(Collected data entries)
--- Start ---
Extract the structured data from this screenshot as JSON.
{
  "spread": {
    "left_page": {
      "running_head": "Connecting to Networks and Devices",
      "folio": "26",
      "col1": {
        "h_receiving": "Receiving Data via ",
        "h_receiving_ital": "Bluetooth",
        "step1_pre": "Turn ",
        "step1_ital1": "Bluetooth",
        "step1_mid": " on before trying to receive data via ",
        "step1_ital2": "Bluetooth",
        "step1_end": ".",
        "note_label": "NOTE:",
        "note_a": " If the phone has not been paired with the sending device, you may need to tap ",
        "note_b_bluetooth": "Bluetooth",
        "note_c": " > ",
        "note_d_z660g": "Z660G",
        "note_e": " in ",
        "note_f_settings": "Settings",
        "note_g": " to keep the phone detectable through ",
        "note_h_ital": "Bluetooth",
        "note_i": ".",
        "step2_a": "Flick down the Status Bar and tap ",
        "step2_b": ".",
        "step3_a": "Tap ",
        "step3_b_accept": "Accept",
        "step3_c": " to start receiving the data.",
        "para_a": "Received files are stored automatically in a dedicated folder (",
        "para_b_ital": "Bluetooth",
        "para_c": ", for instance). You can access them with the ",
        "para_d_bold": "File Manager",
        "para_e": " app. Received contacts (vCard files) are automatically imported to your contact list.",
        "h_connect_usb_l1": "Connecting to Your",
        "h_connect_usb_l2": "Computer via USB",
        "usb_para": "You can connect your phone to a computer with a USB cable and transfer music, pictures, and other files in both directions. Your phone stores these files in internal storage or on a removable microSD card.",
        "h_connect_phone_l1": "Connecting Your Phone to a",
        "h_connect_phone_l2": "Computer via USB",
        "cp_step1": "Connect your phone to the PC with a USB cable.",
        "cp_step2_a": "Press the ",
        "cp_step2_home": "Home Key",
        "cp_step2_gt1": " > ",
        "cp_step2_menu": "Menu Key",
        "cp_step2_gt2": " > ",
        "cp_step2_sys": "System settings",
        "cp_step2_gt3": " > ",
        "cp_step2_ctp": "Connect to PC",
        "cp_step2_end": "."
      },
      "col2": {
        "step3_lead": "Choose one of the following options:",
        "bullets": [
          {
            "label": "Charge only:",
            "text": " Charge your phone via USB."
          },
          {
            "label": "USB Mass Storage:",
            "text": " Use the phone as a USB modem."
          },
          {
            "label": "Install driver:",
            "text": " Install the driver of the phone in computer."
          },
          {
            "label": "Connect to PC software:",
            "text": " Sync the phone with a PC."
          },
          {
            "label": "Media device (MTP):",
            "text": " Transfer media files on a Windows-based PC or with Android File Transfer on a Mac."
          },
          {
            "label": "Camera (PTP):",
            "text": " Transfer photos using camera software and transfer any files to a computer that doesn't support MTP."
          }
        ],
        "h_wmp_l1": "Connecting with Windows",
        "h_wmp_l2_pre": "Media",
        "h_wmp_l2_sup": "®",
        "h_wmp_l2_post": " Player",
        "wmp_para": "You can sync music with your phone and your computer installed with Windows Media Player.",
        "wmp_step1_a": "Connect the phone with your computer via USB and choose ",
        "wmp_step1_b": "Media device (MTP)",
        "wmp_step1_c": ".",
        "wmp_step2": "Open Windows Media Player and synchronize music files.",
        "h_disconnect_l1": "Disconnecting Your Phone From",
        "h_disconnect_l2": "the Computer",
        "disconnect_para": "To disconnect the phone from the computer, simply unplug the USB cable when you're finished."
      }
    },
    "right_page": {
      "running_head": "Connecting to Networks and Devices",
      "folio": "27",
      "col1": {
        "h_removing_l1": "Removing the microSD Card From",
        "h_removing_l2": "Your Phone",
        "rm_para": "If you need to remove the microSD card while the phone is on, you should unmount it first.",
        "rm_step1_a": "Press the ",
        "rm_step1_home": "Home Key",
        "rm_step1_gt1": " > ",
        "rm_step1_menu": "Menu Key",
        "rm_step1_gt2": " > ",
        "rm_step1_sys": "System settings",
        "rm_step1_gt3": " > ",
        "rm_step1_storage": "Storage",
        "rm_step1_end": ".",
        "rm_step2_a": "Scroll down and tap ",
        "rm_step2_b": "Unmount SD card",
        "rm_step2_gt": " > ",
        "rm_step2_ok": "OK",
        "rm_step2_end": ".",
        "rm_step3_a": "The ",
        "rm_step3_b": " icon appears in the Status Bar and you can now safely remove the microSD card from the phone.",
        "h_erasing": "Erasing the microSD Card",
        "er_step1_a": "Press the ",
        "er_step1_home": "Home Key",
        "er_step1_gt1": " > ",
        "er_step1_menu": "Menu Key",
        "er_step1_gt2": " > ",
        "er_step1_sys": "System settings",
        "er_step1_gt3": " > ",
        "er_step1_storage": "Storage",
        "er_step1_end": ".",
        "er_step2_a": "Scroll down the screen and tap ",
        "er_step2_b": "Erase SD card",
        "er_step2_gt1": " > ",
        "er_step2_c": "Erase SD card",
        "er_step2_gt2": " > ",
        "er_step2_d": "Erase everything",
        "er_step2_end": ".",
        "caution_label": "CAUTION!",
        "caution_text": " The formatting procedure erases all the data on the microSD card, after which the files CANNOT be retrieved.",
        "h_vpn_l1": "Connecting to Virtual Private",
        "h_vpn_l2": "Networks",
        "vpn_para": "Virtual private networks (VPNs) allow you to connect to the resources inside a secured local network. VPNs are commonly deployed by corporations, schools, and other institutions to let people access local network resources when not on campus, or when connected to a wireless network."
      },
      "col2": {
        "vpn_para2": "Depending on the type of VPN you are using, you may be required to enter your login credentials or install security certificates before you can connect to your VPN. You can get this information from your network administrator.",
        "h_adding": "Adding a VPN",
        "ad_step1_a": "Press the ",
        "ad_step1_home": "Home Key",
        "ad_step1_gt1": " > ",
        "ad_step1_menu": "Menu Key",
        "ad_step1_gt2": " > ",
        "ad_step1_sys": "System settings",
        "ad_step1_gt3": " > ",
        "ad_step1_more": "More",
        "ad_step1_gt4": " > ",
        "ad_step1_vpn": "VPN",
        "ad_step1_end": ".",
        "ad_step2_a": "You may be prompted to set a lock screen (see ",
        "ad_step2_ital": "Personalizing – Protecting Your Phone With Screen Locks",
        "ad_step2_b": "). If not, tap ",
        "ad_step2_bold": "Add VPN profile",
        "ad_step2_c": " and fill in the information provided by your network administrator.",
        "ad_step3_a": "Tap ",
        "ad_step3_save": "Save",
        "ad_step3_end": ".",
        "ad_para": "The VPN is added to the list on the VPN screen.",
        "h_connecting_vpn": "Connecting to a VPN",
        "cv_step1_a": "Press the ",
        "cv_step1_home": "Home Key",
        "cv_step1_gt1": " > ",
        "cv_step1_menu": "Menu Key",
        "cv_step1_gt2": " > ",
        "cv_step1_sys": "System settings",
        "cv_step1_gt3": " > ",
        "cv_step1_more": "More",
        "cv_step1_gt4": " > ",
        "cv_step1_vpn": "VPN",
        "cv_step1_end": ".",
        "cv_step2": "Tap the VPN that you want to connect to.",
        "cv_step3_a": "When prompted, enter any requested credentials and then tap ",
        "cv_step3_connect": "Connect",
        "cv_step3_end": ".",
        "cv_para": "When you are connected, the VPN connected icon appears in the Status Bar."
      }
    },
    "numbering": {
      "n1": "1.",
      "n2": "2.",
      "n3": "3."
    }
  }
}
--- End ---
Return only the count of lines in the records that hold the word "microSD".

6